** Start Information provided **

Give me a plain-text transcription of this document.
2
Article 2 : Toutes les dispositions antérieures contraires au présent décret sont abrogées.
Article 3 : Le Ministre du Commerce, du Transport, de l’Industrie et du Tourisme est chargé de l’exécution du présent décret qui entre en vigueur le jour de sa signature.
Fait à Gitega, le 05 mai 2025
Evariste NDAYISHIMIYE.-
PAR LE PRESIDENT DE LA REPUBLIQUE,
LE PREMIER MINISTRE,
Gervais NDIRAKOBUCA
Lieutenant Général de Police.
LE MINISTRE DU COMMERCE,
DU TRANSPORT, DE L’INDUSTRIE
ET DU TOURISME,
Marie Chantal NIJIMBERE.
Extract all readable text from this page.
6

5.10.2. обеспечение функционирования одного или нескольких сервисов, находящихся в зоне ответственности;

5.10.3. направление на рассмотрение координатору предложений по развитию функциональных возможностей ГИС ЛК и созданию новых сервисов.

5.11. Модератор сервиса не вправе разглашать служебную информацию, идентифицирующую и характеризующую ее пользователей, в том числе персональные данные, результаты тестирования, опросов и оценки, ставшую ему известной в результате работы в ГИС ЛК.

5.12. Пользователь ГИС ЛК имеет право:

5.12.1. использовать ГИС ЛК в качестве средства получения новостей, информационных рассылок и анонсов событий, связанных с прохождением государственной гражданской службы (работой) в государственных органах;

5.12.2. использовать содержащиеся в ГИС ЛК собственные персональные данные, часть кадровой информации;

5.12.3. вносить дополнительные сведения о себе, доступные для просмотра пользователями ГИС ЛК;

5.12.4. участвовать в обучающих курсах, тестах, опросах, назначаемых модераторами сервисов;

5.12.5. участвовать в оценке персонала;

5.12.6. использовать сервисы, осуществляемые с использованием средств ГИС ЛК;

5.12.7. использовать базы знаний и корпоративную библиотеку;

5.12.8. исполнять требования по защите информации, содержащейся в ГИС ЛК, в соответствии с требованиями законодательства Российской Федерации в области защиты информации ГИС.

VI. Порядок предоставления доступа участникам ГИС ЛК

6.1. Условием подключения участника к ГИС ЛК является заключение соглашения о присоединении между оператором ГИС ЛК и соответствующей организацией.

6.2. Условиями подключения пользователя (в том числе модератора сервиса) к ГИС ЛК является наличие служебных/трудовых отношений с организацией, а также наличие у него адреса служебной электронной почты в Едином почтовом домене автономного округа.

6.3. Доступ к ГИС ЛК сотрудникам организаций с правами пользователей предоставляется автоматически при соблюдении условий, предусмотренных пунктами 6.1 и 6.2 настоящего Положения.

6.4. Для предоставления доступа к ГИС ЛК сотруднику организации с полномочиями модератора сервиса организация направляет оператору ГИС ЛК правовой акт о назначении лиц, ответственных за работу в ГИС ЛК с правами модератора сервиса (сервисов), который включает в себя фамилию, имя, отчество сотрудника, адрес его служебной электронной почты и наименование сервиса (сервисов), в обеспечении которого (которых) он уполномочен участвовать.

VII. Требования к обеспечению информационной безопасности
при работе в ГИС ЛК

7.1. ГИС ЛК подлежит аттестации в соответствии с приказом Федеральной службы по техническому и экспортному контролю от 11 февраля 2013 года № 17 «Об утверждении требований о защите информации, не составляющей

** End Information provided **

# [Problem statement]
Copy all lines above containing the string "персональные".

# [Response for this exercise]
5.11. Модератор сервиса не вправе разглашать служебную информацию, идентифицирующую и характеризующую ее пользователей, в том числе персональные данные, результаты тестирования, опросов и оценки, ставшую ему известной в результате работы в ГИС ЛК.
5.12.2. использовать содержащиеся в ГИС ЛК собственные персональные данные, часть кадровой информации;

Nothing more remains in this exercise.